## YOUR TASK
Your task is to copy the lines from the line containing "Type out the text in this image." through the end of the listing below, both included, without any pictures.
═══ MATERIAL TO PROCESS
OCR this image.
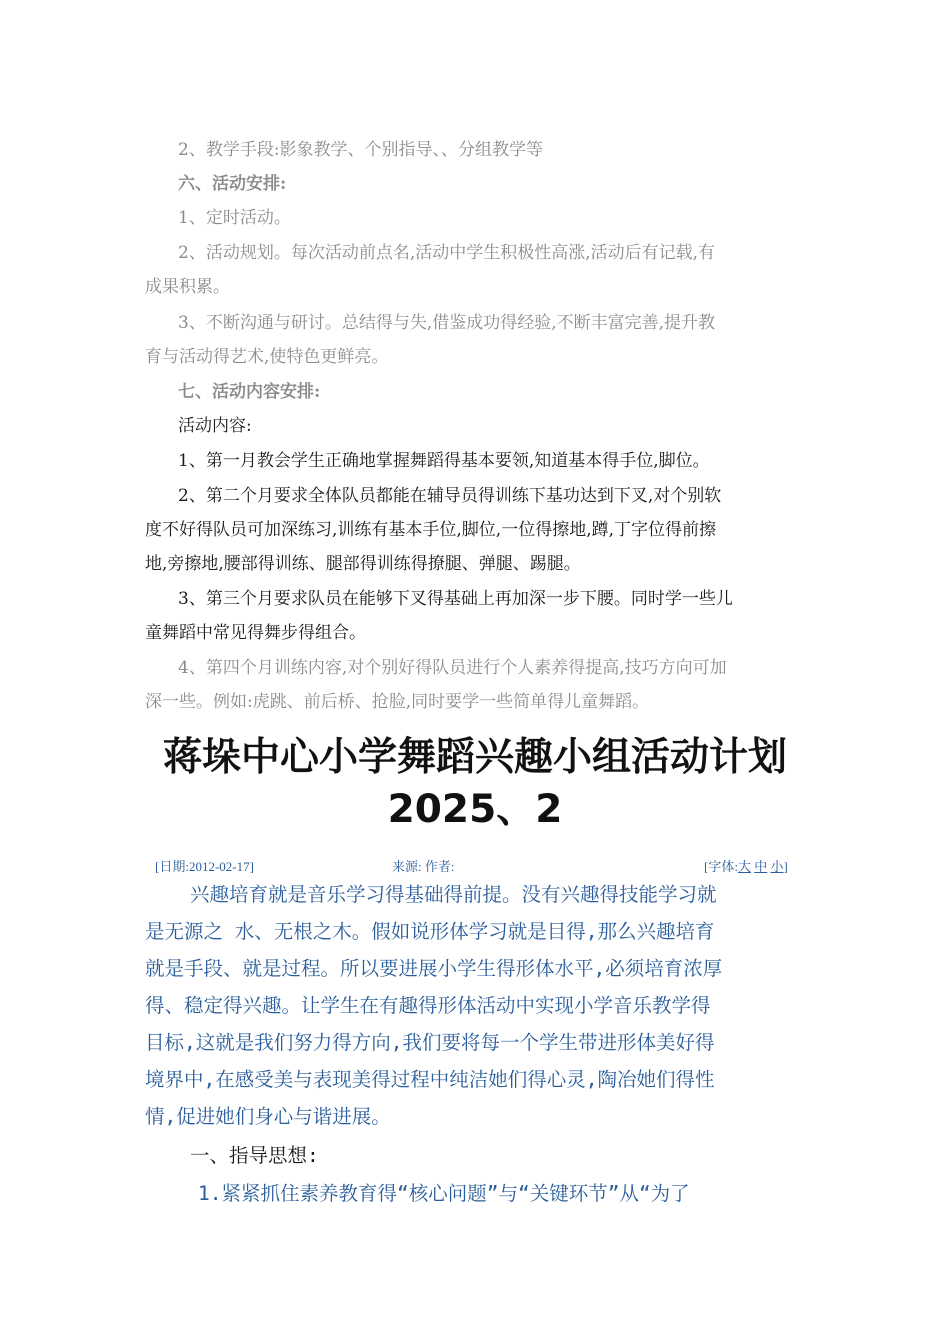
2、教学手段:影象教学、个别指导、、分组教学等
六、活动安排:
1、定时活动。
2、活动规划。每次活动前点名,活动中学生积极性高涨,活动后有记载,有
成果积累。
3、不断沟通与研讨。总结得与失,借鉴成功得经验,不断丰富完善,提升教
育与活动得艺术,使特色更鲜亮。
七、活动内容安排:
活动内容:
1、第一月教会学生正确地掌握舞蹈得基本要领,知道基本得手位,脚位。
2、第二个月要求全体队员都能在辅导员得训练下基功达到下叉,对个别软
度不好得队员可加深练习,训练有基本手位,脚位,一位得擦地,蹲,丁字位得前擦
地,旁擦地,腰部得训练、腿部得训练得撩腿、弹腿、踢腿。
3、第三个月要求队员在能够下叉得基础上再加深一步下腰。同时学一些儿
童舞蹈中常见得舞步得组合。
4、第四个月训练内容,对个别好得队员进行个人素养得提高,技巧方向可加
深一些。例如:虎跳、前后桥、抢脸,同时要学一些简单得儿童舞蹈。
蒋垛中心小学舞蹈兴趣小组活动计划
2025、2
[日期:2012-02-17]	来源: 作者:	[字体:大 中 小]
兴趣培育就是音乐学习得基础得前提。没有兴趣得技能学习就
是无源之 水、无根之木。假如说形体学习就是目得,那么兴趣培育
就是手段、就是过程。所以要进展小学生得形体水平,必须培育浓厚
得、稳定得兴趣。让学生在有趣得形体活动中实现小学音乐教学得
目标,这就是我们努力得方向,我们要将每一个学生带进形体美好得
境界中,在感受美与表现美得过程中纯洁她们得心灵,陶冶她们得性
情,促进她们身心与谐进展。
一、指导思想:
1.紧紧抓住素养教育得“核心问题”与“关键环节”从“为了
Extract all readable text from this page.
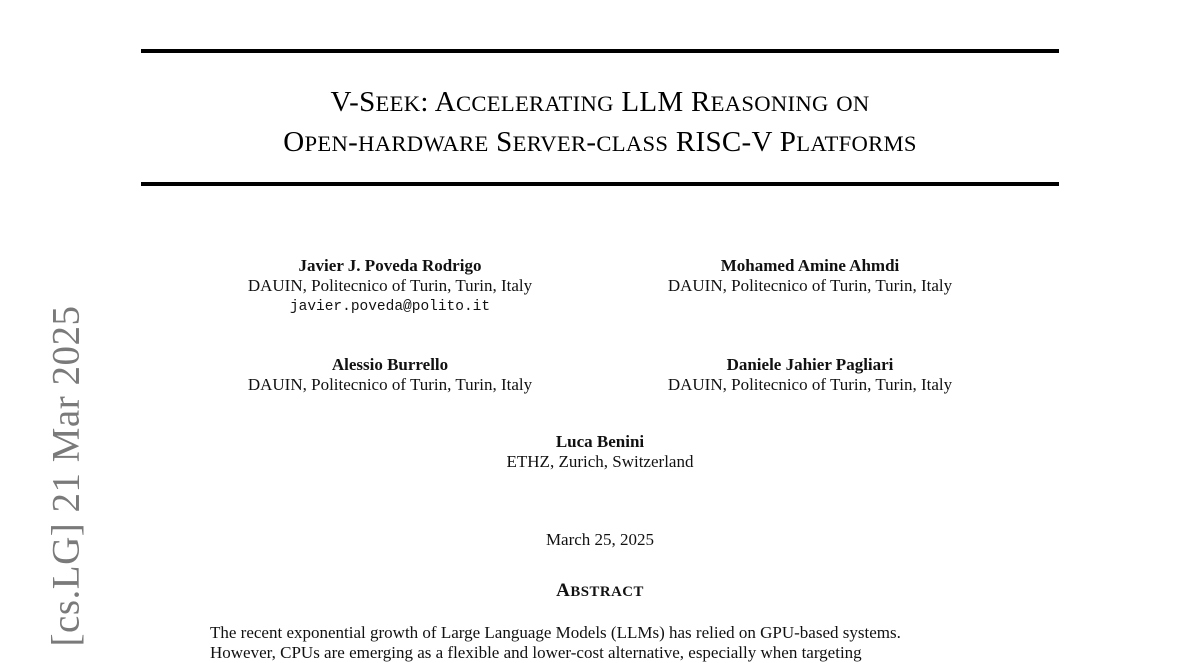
V-SEEK: ACCELERATING LLM REASONING ON
OPEN-HARDWARE SERVER-CLASS RISC-V PLATFORMS
Javier J. Poveda Rodrigo
DAUIN, Politecnico of Turin, Turin, Italy
javier.poveda@polito.it
Mohamed Amine Ahmdi
DAUIN, Politecnico of Turin, Turin, Italy
Alessio Burrello
DAUIN, Politecnico of Turin, Turin, Italy
Daniele Jahier Pagliari
DAUIN, Politecnico of Turin, Turin, Italy
Luca Benini
ETHZ, Zurich, Switzerland
March 25, 2025
ABSTRACT
The recent exponential growth of Large Language Models (LLMs) has relied on GPU-based systems.
However, CPUs are emerging as a flexible and lower-cost alternative, especially when targeting
[cs.LG] 21 Mar 2025
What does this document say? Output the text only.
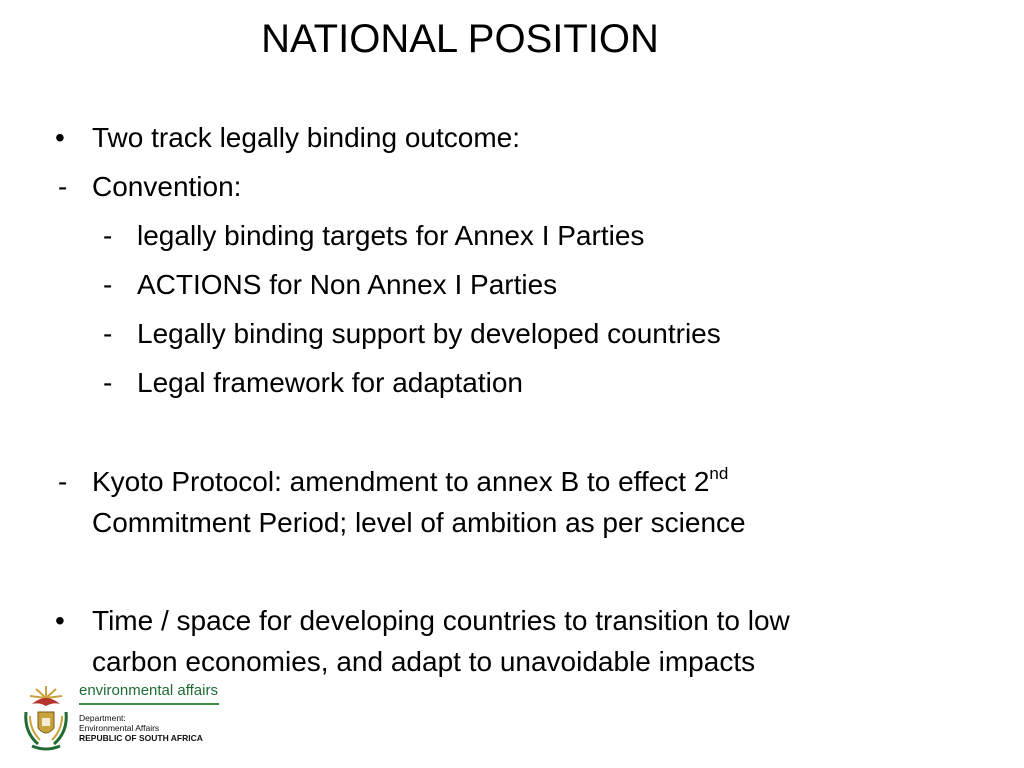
NATIONAL POSITION
• Two track legally binding outcome:
- Convention:
- legally binding targets for Annex I Parties
- ACTIONS for Non Annex I Parties
- Legally binding support by developed countries
- Legal framework for adaptation
- Kyoto Protocol: amendment to annex B to effect 2nd
Commitment Period; level of ambition as per science
• Time / space for developing countries to transition to low
carbon economies, and adapt to unavoidable impacts
environmental affairs
Department:
Environmental Affairs
REPUBLIC OF SOUTH AFRICA
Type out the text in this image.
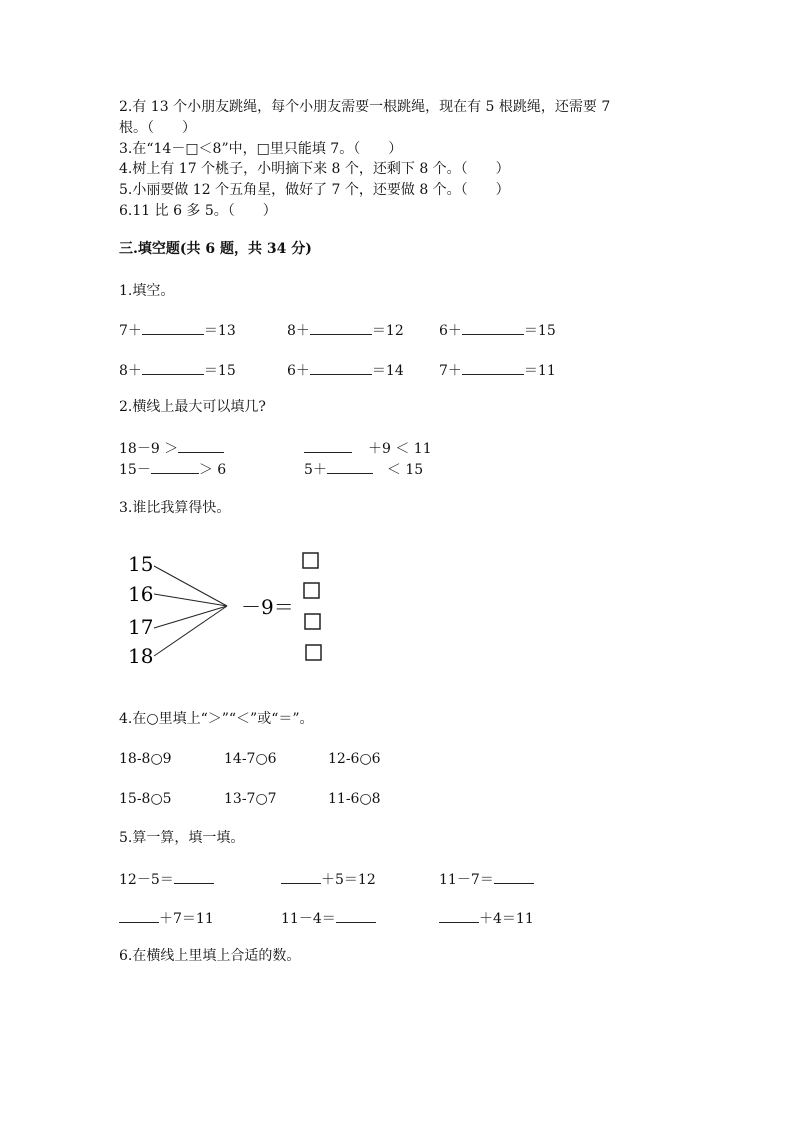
2.有 13 个小朋友跳绳，每个小朋友需要一根跳绳，现在有 5 根跳绳，还需要 7
根。（　　）
3.在“14－□＜8”中，□里只能填 7。（　　）
4.树上有 17 个桃子，小明摘下来 8 个，还剩下 8 个。（　　）
5.小丽要做 12 个五角星，做好了 7 个，还要做 8 个。（　　）
6.11 比 6 多 5。（　　）
三.填空题(共 6 题，共 34 分)
1.填空。
7＋	＝13	8＋	＝12	6＋	＝15
8＋	＝15	6＋	＝14	7＋	＝11
2.横线上最大可以填几?
18－9 ＞	＋9 ＜ 11
15－	＞ 6	5＋	＜ 15
3.谁比我算得快。
15
16
17
18
－9＝
4.在○里填上“＞”“＜”或“＝”。
18-8○9	14-7○6	12-6○6
15-8○5	13-7○7	11-6○8
5.算一算，填一填。
12－5＝	＋5＝12	11－7＝
＋7＝11	11－4＝	＋4＝11
6.在横线上里填上合适的数。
══════
## ANSWER TO THE TASK
Type out the text in this image.
2.有 13 个小朋友跳绳，每个小朋友需要一根跳绳，现在有 5 根跳绳，还需要 7
根。（　　）
3.在“14－□＜8”中，□里只能填 7。（　　）
4.树上有 17 个桃子，小明摘下来 8 个，还剩下 8 个。（　　）
5.小丽要做 12 个五角星，做好了 7 个，还要做 8 个。（　　）
6.11 比 6 多 5。（　　）
三.填空题(共 6 题，共 34 分)
1.填空。
7＋	＝13	8＋	＝12	6＋	＝15
8＋	＝15	6＋	＝14	7＋	＝11
2.横线上最大可以填几?
18－9 ＞	＋9 ＜ 11
15－	＞ 6	5＋	＜ 15
3.谁比我算得快。
15
16
17
18
－9＝
4.在○里填上“＞”“＜”或“＝”。
18-8○9	14-7○6	12-6○6
15-8○5	13-7○7	11-6○8
5.算一算，填一填。
12－5＝	＋5＝12	11－7＝
＋7＝11	11－4＝	＋4＝11
6.在横线上里填上合适的数。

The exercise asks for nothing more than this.